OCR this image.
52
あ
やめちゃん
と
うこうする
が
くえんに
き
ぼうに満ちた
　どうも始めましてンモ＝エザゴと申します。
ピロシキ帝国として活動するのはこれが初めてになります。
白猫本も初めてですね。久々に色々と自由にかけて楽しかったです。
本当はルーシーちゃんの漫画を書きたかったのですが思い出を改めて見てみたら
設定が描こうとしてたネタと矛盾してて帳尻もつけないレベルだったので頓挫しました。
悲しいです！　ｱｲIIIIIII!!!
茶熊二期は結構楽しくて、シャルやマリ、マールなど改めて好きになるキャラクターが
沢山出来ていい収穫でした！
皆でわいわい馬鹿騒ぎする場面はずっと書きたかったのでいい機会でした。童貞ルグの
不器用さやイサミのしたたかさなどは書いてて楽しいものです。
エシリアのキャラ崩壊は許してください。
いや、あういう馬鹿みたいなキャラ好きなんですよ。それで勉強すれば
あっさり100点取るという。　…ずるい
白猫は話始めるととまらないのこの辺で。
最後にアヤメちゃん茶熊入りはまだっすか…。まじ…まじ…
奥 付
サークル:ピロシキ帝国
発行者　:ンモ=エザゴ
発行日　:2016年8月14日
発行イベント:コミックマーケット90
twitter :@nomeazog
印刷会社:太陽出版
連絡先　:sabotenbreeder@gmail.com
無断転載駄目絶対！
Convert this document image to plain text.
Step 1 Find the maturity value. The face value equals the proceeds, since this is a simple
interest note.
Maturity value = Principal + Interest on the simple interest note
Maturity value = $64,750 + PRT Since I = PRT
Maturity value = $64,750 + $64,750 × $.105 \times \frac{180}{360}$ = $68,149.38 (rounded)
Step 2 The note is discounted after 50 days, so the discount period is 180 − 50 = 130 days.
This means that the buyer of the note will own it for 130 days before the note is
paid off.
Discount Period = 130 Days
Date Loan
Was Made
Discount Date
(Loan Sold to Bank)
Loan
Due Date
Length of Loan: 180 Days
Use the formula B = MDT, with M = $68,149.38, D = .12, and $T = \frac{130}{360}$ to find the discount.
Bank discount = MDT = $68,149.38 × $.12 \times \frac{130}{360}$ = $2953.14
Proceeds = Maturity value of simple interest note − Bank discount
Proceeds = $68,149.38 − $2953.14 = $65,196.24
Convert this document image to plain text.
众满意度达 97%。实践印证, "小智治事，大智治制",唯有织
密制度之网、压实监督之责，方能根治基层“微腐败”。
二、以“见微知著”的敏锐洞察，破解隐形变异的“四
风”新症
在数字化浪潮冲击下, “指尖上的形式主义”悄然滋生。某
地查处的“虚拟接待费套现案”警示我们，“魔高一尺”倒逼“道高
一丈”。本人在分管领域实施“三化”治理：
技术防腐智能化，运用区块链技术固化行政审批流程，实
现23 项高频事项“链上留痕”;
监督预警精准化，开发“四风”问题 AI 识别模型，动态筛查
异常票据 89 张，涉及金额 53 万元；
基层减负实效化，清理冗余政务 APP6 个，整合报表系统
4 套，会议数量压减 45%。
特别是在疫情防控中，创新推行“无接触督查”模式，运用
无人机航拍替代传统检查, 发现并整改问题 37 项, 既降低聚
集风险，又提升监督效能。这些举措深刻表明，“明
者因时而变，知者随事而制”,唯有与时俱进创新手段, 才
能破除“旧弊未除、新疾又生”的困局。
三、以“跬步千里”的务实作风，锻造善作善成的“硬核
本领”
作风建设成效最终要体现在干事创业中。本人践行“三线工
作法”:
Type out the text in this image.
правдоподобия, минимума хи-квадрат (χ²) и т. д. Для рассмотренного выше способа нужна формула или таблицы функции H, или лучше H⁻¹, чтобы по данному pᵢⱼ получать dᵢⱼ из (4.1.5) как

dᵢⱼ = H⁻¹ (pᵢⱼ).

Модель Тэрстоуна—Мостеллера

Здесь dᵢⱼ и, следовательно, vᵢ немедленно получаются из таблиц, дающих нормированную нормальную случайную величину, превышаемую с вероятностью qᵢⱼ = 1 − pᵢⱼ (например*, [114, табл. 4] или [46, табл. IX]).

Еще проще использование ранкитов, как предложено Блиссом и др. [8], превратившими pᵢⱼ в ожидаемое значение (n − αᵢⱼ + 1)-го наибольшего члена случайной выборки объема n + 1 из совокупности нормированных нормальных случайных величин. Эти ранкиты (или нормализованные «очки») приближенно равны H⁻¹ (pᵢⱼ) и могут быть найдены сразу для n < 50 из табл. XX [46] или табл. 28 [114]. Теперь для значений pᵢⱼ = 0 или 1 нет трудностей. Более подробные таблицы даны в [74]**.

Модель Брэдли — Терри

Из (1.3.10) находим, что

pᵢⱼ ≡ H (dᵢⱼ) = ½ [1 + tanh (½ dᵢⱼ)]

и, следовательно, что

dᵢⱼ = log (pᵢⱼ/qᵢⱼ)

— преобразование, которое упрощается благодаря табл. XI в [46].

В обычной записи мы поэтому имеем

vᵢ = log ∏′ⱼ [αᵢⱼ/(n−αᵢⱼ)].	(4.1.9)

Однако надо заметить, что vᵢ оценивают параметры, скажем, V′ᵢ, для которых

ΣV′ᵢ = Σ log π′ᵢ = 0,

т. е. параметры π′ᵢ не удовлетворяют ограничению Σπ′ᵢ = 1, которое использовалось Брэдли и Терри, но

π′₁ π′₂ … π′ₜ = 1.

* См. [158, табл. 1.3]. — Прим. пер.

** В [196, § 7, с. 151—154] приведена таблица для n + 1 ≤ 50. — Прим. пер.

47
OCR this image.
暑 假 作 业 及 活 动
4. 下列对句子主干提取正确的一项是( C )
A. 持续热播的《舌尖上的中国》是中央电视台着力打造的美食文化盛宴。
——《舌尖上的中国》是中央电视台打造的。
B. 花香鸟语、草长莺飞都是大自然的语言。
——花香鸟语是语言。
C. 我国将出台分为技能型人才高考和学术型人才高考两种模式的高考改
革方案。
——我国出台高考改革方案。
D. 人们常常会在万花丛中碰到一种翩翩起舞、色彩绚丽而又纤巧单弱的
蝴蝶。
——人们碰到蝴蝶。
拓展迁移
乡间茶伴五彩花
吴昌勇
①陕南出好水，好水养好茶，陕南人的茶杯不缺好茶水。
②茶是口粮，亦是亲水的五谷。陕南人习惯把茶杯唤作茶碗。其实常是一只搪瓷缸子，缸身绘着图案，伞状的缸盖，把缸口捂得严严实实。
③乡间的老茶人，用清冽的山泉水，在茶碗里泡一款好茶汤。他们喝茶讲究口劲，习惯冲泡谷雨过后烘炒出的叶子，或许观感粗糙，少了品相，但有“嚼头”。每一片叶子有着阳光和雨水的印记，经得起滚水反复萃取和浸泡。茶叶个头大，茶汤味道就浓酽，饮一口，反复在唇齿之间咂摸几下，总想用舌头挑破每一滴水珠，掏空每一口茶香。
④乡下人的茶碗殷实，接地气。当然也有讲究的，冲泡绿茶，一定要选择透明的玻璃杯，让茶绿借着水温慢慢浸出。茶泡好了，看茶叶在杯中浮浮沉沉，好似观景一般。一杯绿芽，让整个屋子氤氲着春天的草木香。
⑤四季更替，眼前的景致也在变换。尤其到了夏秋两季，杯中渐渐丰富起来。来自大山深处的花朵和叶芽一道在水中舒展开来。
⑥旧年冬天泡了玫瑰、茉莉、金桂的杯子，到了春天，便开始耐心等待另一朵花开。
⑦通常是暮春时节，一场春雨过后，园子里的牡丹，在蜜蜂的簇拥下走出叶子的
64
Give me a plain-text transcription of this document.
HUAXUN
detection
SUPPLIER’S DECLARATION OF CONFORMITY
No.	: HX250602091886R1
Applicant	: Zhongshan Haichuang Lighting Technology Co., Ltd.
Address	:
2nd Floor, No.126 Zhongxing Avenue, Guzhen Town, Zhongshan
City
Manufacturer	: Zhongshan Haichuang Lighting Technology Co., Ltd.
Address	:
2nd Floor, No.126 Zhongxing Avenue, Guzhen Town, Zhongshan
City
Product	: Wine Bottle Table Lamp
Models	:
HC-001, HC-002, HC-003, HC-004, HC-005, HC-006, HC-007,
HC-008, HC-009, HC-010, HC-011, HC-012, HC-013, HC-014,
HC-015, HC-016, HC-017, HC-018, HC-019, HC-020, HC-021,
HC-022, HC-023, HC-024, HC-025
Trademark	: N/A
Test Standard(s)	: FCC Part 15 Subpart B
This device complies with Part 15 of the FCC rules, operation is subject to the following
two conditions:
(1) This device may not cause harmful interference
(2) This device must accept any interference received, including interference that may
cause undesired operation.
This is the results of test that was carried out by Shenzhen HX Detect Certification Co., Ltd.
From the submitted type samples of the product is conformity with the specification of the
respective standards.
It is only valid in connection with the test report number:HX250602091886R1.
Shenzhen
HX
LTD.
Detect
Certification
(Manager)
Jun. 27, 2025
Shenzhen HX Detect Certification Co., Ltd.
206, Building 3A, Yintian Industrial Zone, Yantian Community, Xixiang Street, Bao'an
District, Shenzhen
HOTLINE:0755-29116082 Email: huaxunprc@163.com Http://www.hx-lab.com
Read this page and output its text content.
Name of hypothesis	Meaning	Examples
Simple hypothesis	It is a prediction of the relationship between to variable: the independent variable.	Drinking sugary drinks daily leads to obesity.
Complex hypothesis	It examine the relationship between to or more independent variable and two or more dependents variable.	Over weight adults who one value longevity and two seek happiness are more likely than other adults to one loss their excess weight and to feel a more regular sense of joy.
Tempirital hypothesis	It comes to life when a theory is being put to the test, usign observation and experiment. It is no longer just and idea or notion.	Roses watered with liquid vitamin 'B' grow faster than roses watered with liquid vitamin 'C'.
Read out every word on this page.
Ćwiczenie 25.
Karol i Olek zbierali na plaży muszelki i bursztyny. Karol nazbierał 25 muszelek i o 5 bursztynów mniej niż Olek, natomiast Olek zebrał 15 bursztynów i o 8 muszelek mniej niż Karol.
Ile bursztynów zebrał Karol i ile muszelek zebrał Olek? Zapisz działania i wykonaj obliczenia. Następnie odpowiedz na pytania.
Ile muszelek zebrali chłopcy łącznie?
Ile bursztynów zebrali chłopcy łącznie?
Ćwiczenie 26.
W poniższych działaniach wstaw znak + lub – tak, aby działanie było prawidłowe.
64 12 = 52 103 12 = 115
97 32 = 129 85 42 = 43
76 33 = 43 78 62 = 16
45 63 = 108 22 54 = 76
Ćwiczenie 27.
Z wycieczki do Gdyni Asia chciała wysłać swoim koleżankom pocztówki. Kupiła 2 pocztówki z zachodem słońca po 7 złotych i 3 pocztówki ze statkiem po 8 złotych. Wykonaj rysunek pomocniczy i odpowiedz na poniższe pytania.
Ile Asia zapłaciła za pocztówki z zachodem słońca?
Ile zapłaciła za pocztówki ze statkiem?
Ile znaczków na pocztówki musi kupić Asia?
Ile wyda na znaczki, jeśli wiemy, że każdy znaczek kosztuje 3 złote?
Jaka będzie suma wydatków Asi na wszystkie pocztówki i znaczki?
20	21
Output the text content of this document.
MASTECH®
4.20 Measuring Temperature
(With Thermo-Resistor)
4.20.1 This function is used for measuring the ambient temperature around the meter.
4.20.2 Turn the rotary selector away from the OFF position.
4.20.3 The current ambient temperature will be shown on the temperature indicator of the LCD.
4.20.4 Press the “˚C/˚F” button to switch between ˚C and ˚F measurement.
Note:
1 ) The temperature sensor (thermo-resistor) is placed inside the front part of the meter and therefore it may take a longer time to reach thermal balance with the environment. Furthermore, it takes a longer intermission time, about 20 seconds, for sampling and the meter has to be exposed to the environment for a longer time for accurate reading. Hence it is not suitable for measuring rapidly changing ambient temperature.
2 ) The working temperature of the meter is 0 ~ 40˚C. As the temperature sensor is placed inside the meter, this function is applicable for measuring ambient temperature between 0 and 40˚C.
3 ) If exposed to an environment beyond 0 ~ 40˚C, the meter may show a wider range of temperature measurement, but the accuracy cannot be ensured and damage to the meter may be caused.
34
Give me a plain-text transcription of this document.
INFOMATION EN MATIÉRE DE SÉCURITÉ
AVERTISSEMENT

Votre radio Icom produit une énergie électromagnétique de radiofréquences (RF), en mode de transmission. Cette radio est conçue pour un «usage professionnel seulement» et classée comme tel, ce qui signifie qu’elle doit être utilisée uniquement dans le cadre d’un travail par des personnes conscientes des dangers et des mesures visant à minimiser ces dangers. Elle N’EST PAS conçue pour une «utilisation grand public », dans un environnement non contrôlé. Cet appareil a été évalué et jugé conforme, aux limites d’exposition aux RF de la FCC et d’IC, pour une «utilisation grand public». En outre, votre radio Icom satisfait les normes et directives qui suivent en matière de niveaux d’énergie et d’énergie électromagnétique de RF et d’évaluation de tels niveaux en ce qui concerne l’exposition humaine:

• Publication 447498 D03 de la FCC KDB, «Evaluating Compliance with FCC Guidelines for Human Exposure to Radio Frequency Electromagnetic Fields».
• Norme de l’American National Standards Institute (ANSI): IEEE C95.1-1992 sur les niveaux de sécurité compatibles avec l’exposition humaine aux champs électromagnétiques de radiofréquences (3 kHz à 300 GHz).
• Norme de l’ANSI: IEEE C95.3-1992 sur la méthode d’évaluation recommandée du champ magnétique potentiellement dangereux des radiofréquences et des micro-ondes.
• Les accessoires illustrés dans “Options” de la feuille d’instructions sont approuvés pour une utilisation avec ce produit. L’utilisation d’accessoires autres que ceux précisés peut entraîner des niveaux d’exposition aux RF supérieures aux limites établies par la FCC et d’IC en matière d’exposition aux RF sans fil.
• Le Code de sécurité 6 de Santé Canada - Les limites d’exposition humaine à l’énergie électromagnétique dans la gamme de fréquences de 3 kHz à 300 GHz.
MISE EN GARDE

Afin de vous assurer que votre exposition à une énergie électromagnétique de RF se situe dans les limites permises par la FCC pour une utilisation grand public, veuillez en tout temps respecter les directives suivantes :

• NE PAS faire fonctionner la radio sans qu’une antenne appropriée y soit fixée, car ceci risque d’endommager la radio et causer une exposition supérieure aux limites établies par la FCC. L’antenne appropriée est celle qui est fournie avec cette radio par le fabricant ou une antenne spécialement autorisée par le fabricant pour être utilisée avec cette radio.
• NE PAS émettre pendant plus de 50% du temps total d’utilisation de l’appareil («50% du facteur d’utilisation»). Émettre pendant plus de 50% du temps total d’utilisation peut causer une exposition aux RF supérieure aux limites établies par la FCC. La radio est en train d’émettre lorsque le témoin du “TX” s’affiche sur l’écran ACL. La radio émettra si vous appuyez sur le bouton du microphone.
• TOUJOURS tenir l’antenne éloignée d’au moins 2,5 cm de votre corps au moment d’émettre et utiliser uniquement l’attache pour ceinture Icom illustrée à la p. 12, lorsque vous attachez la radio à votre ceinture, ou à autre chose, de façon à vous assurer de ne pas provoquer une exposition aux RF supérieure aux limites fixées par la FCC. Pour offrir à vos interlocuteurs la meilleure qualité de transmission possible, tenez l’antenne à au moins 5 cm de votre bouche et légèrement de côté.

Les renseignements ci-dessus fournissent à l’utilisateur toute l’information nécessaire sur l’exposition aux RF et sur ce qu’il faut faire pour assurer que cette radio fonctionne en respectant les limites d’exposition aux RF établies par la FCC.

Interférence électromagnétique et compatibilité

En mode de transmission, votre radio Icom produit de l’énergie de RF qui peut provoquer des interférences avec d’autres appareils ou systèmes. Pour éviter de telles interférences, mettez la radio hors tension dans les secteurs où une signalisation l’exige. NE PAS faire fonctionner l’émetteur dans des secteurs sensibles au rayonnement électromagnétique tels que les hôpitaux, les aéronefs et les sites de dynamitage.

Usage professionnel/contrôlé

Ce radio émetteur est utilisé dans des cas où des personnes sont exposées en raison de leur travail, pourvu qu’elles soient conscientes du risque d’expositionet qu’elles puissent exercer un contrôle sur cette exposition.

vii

§ **REQUIRED TASK**: Go through the listing above and pull out each line containing the word "measurement".

§ **COMPLETE OUTPUT**:
4.20.4 Press the “˚C/˚F” button to switch between ˚C and ˚F measurement.
3 ) If exposed to an environment beyond 0 ~ 40˚C, the meter may show a wider range of temperature measurement, but the accuracy cannot be ensured and damage to the meter may be caused.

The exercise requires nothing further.